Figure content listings
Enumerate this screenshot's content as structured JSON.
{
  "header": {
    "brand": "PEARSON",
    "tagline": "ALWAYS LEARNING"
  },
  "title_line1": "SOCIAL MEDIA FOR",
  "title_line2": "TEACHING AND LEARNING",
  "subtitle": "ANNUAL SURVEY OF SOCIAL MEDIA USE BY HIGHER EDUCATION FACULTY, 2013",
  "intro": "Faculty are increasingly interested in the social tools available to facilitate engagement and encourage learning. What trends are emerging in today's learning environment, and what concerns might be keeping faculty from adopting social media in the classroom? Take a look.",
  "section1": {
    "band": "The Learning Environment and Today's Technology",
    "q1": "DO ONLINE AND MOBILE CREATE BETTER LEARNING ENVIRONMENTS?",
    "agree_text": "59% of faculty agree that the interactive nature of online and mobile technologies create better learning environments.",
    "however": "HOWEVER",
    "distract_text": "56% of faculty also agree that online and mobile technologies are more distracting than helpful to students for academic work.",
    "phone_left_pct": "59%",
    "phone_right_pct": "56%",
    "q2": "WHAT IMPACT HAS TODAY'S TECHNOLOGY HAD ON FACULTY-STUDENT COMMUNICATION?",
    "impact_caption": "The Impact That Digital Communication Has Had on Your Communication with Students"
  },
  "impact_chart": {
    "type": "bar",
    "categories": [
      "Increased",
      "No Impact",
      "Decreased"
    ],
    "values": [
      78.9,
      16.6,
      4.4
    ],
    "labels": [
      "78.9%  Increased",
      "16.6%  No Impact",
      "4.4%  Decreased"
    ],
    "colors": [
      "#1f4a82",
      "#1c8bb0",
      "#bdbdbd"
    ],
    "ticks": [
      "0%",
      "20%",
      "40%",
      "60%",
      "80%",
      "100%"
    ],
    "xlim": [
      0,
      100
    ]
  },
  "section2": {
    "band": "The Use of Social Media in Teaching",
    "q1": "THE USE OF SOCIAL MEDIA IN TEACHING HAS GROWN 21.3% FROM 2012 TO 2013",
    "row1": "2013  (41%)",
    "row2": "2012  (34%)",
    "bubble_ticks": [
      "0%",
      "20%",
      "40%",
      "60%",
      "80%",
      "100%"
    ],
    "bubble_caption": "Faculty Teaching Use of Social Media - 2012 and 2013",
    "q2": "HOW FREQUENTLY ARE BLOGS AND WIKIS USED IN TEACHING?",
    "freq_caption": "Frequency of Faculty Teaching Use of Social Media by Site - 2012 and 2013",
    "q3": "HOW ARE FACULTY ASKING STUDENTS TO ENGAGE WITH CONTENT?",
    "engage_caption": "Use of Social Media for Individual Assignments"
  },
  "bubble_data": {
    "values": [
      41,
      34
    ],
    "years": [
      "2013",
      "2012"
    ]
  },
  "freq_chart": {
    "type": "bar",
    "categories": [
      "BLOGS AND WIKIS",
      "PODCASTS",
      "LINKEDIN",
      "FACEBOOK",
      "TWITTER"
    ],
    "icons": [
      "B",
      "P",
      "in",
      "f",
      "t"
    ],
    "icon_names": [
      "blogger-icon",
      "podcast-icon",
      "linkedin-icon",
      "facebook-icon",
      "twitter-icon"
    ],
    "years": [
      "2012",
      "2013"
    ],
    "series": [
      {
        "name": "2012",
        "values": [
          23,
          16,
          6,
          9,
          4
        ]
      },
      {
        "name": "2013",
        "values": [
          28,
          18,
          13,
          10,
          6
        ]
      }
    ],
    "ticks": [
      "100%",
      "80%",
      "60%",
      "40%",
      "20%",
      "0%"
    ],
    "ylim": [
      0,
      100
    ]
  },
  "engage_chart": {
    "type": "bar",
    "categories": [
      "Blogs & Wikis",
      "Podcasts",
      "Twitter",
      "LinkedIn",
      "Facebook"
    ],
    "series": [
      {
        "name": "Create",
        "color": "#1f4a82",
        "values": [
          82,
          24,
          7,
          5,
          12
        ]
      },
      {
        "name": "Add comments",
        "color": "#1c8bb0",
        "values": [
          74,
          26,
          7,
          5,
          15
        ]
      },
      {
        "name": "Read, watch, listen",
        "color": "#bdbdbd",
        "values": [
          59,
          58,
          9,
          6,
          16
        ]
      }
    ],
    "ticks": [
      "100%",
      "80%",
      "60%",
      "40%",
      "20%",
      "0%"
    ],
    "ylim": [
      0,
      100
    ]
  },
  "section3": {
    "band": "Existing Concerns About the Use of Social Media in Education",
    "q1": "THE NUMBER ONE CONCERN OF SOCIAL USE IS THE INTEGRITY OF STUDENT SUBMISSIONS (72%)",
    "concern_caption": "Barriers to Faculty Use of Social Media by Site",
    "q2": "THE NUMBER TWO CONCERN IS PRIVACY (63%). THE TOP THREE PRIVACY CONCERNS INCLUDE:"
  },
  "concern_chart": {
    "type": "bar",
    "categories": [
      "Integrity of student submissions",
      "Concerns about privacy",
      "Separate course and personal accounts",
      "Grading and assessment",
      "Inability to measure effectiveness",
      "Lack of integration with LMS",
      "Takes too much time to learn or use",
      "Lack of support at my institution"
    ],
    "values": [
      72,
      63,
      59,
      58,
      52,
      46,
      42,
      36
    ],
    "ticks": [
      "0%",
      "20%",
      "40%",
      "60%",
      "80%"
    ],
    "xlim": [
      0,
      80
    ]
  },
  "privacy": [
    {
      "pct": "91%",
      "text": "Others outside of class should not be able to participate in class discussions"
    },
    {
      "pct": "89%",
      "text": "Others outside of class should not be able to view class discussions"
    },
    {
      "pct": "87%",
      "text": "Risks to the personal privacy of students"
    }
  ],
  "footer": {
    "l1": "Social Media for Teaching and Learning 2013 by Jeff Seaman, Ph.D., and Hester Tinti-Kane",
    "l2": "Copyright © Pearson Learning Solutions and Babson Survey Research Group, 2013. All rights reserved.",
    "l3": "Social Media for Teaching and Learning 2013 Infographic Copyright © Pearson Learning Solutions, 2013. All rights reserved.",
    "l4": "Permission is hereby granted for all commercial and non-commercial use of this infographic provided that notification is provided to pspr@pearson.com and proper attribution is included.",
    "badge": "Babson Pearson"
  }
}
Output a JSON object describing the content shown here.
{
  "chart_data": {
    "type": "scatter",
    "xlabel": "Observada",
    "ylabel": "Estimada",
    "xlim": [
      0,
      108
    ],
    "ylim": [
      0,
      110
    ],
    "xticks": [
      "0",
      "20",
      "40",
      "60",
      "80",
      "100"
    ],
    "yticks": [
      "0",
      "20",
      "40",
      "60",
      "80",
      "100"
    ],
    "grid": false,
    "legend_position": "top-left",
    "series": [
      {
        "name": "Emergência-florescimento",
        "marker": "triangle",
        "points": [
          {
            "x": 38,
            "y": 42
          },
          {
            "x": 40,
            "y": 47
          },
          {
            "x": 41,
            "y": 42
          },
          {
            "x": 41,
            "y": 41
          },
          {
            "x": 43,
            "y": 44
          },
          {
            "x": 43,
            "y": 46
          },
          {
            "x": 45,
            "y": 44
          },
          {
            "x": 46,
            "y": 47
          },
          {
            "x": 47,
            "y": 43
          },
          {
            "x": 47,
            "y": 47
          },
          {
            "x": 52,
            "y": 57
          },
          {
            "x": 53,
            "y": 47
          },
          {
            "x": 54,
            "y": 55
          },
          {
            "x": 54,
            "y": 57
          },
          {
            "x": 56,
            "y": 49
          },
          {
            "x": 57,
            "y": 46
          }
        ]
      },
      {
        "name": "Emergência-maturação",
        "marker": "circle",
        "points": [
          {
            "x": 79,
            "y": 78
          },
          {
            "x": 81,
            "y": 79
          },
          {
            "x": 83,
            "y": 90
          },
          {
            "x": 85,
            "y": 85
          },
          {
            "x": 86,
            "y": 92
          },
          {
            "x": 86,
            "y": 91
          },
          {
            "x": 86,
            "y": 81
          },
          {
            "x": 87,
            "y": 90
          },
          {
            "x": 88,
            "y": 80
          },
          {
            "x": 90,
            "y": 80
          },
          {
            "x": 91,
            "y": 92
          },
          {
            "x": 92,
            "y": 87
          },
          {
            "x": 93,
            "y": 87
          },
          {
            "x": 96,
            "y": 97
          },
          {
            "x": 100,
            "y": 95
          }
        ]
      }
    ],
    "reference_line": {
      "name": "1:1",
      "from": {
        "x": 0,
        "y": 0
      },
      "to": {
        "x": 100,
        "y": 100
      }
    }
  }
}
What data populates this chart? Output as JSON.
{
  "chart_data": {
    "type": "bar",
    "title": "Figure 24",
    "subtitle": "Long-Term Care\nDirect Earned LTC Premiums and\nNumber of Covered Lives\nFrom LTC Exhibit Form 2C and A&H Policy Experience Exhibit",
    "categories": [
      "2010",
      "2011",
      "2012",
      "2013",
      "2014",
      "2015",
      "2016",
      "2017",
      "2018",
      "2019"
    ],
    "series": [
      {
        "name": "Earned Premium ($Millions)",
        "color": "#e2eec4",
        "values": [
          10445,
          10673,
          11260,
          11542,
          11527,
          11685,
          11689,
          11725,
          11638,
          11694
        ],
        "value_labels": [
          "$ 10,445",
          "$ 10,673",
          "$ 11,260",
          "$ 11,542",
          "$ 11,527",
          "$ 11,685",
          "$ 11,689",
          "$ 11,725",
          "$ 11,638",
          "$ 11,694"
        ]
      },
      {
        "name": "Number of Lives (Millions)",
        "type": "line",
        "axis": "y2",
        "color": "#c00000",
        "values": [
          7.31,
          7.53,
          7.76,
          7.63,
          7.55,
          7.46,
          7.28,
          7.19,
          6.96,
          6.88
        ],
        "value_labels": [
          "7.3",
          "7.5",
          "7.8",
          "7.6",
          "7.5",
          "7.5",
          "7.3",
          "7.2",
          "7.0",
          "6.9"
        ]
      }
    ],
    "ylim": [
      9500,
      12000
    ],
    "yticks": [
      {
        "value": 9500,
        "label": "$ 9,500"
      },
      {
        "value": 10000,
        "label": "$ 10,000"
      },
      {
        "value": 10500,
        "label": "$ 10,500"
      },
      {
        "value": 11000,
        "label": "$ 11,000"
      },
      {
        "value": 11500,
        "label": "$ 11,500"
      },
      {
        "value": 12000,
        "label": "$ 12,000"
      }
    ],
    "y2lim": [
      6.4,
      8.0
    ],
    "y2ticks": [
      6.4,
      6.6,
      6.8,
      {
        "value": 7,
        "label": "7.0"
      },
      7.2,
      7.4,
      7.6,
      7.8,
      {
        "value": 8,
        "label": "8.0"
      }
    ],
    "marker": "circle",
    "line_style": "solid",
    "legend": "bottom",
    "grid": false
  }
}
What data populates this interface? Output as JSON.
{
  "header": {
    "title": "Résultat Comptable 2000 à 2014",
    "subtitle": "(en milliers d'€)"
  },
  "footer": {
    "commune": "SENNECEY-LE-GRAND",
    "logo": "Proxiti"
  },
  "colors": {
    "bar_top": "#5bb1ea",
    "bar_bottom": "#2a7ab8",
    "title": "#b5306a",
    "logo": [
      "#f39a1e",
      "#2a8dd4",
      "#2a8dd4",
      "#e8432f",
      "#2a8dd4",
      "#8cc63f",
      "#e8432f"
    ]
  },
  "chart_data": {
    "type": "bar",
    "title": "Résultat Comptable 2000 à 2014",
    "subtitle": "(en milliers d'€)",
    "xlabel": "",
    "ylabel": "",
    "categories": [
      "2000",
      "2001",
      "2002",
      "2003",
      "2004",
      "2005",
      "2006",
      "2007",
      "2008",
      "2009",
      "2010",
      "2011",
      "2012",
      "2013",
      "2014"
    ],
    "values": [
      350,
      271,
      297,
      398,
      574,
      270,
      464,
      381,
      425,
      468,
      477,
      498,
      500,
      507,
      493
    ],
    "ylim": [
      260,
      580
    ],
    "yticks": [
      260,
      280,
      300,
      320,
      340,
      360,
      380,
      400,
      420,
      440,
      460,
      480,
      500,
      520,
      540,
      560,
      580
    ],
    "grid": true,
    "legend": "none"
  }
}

__GOAL__
Find the word "Lack" in the records and pull out each line that has it.

__TASK OUTPUT__
      "Lack of integration with LMS",
      "Lack of support at my institution"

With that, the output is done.